> _THE EXERCISE_
Repeat every entry in the listing below, exactly.

Chart and figure data:
********

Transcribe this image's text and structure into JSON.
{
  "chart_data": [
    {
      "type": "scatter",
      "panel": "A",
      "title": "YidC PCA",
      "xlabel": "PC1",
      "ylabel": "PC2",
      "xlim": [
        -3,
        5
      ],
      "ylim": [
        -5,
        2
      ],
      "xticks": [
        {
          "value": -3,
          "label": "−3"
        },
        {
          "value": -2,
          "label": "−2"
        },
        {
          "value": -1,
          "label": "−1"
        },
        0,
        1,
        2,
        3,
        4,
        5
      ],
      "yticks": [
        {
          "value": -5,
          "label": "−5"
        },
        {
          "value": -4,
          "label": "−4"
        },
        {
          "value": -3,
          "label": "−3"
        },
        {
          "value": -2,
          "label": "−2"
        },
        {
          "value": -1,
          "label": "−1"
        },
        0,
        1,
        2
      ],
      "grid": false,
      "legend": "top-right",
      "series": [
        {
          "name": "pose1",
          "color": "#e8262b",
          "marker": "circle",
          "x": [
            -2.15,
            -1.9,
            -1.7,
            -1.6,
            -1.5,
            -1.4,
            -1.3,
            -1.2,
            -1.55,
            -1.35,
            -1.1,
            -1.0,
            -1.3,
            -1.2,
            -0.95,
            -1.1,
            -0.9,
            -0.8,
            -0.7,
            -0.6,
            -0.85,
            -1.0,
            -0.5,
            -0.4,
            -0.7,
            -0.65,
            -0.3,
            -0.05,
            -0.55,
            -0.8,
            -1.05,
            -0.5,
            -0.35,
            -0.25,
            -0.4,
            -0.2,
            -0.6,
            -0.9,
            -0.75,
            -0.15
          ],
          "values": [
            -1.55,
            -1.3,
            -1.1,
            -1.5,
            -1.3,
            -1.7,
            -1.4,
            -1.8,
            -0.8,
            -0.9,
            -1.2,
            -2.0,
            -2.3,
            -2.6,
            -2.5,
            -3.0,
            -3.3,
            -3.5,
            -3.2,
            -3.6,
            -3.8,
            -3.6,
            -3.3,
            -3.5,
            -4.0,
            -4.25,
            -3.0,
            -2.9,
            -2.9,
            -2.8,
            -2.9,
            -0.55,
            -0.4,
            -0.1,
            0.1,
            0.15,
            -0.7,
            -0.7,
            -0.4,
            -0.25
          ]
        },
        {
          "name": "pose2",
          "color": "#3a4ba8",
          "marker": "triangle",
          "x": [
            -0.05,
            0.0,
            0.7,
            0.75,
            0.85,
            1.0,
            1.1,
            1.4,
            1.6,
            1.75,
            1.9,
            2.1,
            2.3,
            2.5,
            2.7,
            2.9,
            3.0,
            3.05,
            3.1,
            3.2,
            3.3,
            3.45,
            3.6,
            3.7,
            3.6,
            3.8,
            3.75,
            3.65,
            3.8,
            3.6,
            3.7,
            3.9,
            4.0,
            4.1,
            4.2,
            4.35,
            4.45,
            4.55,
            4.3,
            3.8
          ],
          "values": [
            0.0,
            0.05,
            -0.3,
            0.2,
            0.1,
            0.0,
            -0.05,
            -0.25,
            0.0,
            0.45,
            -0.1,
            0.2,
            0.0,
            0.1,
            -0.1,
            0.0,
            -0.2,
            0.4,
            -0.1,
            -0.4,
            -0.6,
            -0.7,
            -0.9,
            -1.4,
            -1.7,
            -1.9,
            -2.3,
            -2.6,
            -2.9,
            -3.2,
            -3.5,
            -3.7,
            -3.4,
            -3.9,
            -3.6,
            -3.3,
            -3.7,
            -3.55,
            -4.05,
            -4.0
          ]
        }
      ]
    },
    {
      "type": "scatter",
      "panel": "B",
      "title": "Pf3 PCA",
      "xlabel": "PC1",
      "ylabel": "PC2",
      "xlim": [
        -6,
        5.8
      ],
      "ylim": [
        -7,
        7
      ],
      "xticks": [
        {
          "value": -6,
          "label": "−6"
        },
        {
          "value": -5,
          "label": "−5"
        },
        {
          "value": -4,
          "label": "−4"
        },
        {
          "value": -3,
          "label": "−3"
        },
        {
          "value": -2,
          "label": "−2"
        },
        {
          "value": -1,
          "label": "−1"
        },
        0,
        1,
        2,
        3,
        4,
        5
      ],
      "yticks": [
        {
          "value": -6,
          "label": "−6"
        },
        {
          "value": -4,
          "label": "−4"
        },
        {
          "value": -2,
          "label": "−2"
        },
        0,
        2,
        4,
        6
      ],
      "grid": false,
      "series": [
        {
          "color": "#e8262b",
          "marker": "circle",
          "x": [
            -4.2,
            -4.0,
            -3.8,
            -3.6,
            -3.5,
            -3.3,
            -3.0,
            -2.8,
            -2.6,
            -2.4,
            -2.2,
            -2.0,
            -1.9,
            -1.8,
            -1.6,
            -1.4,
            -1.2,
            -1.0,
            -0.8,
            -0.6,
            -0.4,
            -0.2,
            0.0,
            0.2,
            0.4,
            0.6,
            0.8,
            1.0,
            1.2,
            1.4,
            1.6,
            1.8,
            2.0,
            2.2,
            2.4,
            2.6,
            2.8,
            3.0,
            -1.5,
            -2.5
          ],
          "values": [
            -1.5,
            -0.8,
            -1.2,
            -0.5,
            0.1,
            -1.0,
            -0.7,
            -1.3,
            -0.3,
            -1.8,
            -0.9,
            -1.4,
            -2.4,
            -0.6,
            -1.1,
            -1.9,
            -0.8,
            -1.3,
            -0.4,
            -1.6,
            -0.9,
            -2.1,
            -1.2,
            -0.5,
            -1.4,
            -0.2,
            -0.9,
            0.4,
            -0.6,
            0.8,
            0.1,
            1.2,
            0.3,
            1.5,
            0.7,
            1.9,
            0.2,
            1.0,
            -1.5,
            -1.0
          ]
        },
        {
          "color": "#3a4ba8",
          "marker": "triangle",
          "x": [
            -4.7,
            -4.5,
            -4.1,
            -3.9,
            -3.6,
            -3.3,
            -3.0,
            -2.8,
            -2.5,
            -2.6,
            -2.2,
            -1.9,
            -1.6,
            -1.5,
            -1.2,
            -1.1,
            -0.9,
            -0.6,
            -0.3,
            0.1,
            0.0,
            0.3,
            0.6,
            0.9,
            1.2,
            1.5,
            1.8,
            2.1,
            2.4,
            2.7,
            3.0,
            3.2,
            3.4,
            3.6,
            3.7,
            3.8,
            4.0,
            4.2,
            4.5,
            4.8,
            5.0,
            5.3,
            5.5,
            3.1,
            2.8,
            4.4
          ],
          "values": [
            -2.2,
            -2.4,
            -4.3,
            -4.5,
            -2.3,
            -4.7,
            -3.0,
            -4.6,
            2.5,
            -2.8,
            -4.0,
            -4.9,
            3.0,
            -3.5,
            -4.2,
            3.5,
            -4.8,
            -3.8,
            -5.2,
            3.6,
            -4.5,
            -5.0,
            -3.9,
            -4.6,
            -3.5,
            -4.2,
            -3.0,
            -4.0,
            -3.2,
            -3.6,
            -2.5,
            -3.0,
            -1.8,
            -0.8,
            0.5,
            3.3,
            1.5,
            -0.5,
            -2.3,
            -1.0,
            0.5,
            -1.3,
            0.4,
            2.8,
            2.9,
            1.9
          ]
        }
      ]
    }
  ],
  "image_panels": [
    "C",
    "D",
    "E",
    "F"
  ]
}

********

> _EXPECTED OUTPUT_
Transcribe this image's text and structure into JSON.
{
  "chart_data": [
    {
      "type": "scatter",
      "panel": "A",
      "title": "YidC PCA",
      "xlabel": "PC1",
      "ylabel": "PC2",
      "xlim": [
        -3,
        5
      ],
      "ylim": [
        -5,
        2
      ],
      "xticks": [
        {
          "value": -3,
          "label": "−3"
        },
        {
          "value": -2,
          "label": "−2"
        },
        {
          "value": -1,
          "label": "−1"
        },
        0,
        1,
        2,
        3,
        4,
        5
      ],
      "yticks": [
        {
          "value": -5,
          "label": "−5"
        },
        {
          "value": -4,
          "label": "−4"
        },
        {
          "value": -3,
          "label": "−3"
        },
        {
          "value": -2,
          "label": "−2"
        },
        {
          "value": -1,
          "label": "−1"
        },
        0,
        1,
        2
      ],
      "grid": false,
      "legend": "top-right",
      "series": [
        {
          "name": "pose1",
          "color": "#e8262b",
          "marker": "circle",
          "x": [
            -2.15,
            -1.9,
            -1.7,
            -1.6,
            -1.5,
            -1.4,
            -1.3,
            -1.2,
            -1.55,
            -1.35,
            -1.1,
            -1.0,
            -1.3,
            -1.2,
            -0.95,
            -1.1,
            -0.9,
            -0.8,
            -0.7,
            -0.6,
            -0.85,
            -1.0,
            -0.5,
            -0.4,
            -0.7,
            -0.65,
            -0.3,
            -0.05,
            -0.55,
            -0.8,
            -1.05,
            -0.5,
            -0.35,
            -0.25,
            -0.4,
            -0.2,
            -0.6,
            -0.9,
            -0.75,
            -0.15
          ],
          "values": [
            -1.55,
            -1.3,
            -1.1,
            -1.5,
            -1.3,
            -1.7,
            -1.4,
            -1.8,
            -0.8,
            -0.9,
            -1.2,
            -2.0,
            -2.3,
            -2.6,
            -2.5,
            -3.0,
            -3.3,
            -3.5,
            -3.2,
            -3.6,
            -3.8,
            -3.6,
            -3.3,
            -3.5,
            -4.0,
            -4.25,
            -3.0,
            -2.9,
            -2.9,
            -2.8,
            -2.9,
            -0.55,
            -0.4,
            -0.1,
            0.1,
            0.15,
            -0.7,
            -0.7,
            -0.4,
            -0.25
          ]
        },
        {
          "name": "pose2",
          "color": "#3a4ba8",
          "marker": "triangle",
          "x": [
            -0.05,
            0.0,
            0.7,
            0.75,
            0.85,
            1.0,
            1.1,
            1.4,
            1.6,
            1.75,
            1.9,
            2.1,
            2.3,
            2.5,
            2.7,
            2.9,
            3.0,
            3.05,
            3.1,
            3.2,
            3.3,
            3.45,
            3.6,
            3.7,
            3.6,
            3.8,
            3.75,
            3.65,
            3.8,
            3.6,
            3.7,
            3.9,
            4.0,
            4.1,
            4.2,
            4.35,
            4.45,
            4.55,
            4.3,
            3.8
          ],
          "values": [
            0.0,
            0.05,
            -0.3,
            0.2,
            0.1,
            0.0,
            -0.05,
            -0.25,
            0.0,
            0.45,
            -0.1,
            0.2,
            0.0,
            0.1,
            -0.1,
            0.0,
            -0.2,
            0.4,
            -0.1,
            -0.4,
            -0.6,
            -0.7,
            -0.9,
            -1.4,
            -1.7,
            -1.9,
            -2.3,
            -2.6,
            -2.9,
            -3.2,
            -3.5,
            -3.7,
            -3.4,
            -3.9,
            -3.6,
            -3.3,
            -3.7,
            -3.55,
            -4.05,
            -4.0
          ]
        }
      ]
    },
    {
      "type": "scatter",
      "panel": "B",
      "title": "Pf3 PCA",
      "xlabel": "PC1",
      "ylabel": "PC2",
      "xlim": [
        -6,
        5.8
      ],
      "ylim": [
        -7,
        7
      ],
      "xticks": [
        {
          "value": -6,
          "label": "−6"
        },
        {
          "value": -5,
          "label": "−5"
        },
        {
          "value": -4,
          "label": "−4"
        },
        {
          "value": -3,
          "label": "−3"
        },
        {
          "value": -2,
          "label": "−2"
        },
        {
          "value": -1,
          "label": "−1"
        },
        0,
        1,
        2,
        3,
        4,
        5
      ],
      "yticks": [
        {
          "value": -6,
          "label": "−6"
        },
        {
          "value": -4,
          "label": "−4"
        },
        {
          "value": -2,
          "label": "−2"
        },
        0,
        2,
        4,
        6
      ],
      "grid": false,
      "series": [
        {
          "color": "#e8262b",
          "marker": "circle",
          "x": [
            -4.2,
            -4.0,
            -3.8,
            -3.6,
            -3.5,
            -3.3,
            -3.0,
            -2.8,
            -2.6,
            -2.4,
            -2.2,
            -2.0,
            -1.9,
            -1.8,
            -1.6,
            -1.4,
            -1.2,
            -1.0,
            -0.8,
            -0.6,
            -0.4,
            -0.2,
            0.0,
            0.2,
            0.4,
            0.6,
            0.8,
            1.0,
            1.2,
            1.4,
            1.6,
            1.8,
            2.0,
            2.2,
            2.4,
            2.6,
            2.8,
            3.0,
            -1.5,
            -2.5
          ],
          "values": [
            -1.5,
            -0.8,
            -1.2,
            -0.5,
            0.1,
            -1.0,
            -0.7,
            -1.3,
            -0.3,
            -1.8,
            -0.9,
            -1.4,
            -2.4,
            -0.6,
            -1.1,
            -1.9,
            -0.8,
            -1.3,
            -0.4,
            -1.6,
            -0.9,
            -2.1,
            -1.2,
            -0.5,
            -1.4,
            -0.2,
            -0.9,
            0.4,
            -0.6,
            0.8,
            0.1,
            1.2,
            0.3,
            1.5,
            0.7,
            1.9,
            0.2,
            1.0,
            -1.5,
            -1.0
          ]
        },
        {
          "color": "#3a4ba8",
          "marker": "triangle",
          "x": [
            -4.7,
            -4.5,
            -4.1,
            -3.9,
            -3.6,
            -3.3,
            -3.0,
            -2.8,
            -2.5,
            -2.6,
            -2.2,
            -1.9,
            -1.6,
            -1.5,
            -1.2,
            -1.1,
            -0.9,
            -0.6,
            -0.3,
            0.1,
            0.0,
            0.3,
            0.6,
            0.9,
            1.2,
            1.5,
            1.8,
            2.1,
            2.4,
            2.7,
            3.0,
            3.2,
            3.4,
            3.6,
            3.7,
            3.8,
            4.0,
            4.2,
            4.5,
            4.8,
            5.0,
            5.3,
            5.5,
            3.1,
            2.8,
            4.4
          ],
          "values": [
            -2.2,
            -2.4,
            -4.3,
            -4.5,
            -2.3,
            -4.7,
            -3.0,
            -4.6,
            2.5,
            -2.8,
            -4.0,
            -4.9,
            3.0,
            -3.5,
            -4.2,
            3.5,
            -4.8,
            -3.8,
            -5.2,
            3.6,
            -4.5,
            -5.0,
            -3.9,
            -4.6,
            -3.5,
            -4.2,
            -3.0,
            -4.0,
            -3.2,
            -3.6,
            -2.5,
            -3.0,
            -1.8,
            -0.8,
            0.5,
            3.3,
            1.5,
            -0.5,
            -2.3,
            -1.0,
            0.5,
            -1.3,
            0.4,
            2.8,
            2.9,
            1.9
          ]
        }
      ]
    }
  ],
  "image_panels": [
    "C",
    "D",
    "E",
    "F"
  ]
}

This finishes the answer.